- [Texto extraído]:
☆ ☆ ☆
Dice que ahora está mucho mejor, que en el módulo ordinario había mucha tensión. “¿Se imagina usted el infierno? Pues era algo así para mí. Como un túnel del terror del parque de atracciones”. Juan Luis, de 30 años, dice que en este módulo, además, están “más controlados”. “Yo antes tomaba coca y alcohol todos los días. Aquí no consumo nada. Somos pocos y nos vigilan mucho”.
Las actividades son obligatorias. Van a la escuela, a talleres, hacen salidas educativas, actividades de estimulación cognitiva, relajación, control de impulsos, asambleas semanales para expresarse… Los funcionarios, muy implicados en el programa, hacen seguimiento de quehaceres como asegurarse de que se renuevan el DNI si tienen que hacerlo. La idea es que se integren, que aprendan a hacer cosas. Alguno ha llegado incluso a tener un trabajo remunerado.
Los cuatro presos de apoyo tienen varios internos a su cargo y supervisan que hagan todas las actividades. Es una labor asistencial que requiere de mucha paciencia. “Es muy importante que estén todo el día ocupados”, explica la psicóloga. “Necesitan rutinas y supervisión. Se les enseña a administrar su dinero para evitar gastos compulsivos y se trabaja para que adquieran hábitos de higiene y salud básicos como ducharse todos los días”.
☆ ☆ ☆
- [Complete lo siguiente]:
1 – Según el texto sobre el módulo penitenciario, ¿cuántos presos de apoyo hay?
2 – Reproduzca del texto sobre el módulo penitenciario todo lo que va desde "Las actividades son" hasta "un trabajo remunerado.".
☆ ☆ ☆
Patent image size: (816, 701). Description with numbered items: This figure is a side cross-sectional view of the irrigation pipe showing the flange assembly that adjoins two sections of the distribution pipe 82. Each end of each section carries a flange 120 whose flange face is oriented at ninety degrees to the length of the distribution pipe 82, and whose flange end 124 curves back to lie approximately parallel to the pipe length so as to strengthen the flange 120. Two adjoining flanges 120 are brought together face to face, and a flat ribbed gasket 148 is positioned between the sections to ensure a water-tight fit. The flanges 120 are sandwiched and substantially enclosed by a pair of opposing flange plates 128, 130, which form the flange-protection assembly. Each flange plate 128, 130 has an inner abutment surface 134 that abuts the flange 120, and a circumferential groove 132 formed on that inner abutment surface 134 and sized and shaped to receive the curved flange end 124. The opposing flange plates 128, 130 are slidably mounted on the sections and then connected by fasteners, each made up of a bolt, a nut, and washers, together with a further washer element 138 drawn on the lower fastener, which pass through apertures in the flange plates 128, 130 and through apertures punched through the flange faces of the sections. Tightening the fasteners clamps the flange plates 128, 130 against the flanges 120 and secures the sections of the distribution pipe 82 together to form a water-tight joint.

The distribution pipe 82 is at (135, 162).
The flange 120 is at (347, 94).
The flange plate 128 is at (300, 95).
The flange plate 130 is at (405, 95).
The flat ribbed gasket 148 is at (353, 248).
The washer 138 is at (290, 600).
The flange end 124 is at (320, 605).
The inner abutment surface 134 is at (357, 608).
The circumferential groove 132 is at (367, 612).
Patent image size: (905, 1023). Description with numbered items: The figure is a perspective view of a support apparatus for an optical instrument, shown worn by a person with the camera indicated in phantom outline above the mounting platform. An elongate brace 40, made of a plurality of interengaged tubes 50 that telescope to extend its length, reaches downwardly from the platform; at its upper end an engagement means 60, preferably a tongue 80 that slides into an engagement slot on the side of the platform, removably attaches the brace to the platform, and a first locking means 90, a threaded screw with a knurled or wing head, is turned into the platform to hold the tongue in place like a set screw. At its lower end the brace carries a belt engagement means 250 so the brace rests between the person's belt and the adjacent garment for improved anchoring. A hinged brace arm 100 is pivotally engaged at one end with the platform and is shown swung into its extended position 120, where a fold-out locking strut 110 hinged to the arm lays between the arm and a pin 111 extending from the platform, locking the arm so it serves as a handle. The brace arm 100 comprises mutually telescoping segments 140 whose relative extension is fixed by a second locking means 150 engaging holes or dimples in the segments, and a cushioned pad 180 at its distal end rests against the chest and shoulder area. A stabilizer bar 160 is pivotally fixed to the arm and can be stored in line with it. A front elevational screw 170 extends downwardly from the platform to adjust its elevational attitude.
☆ ☆ ☆
- [Respuestas por número]:
1 – Cuatro.

2 –
Las actividades son obligatorias. Van a la escuela, a talleres, hacen salidas educativas, actividades de estimulación cognitiva, relajación, control de impulsos, asambleas semanales para expresarse… Los funcionarios, muy implicados en el programa, hacen seguimiento de quehaceres como asegurarse de que se renuevan el DNI si tienen que hacerlo. La idea es que se integren, que aprendan a hacer cosas. Alguno ha llegado incluso a tener un trabajo remunerado.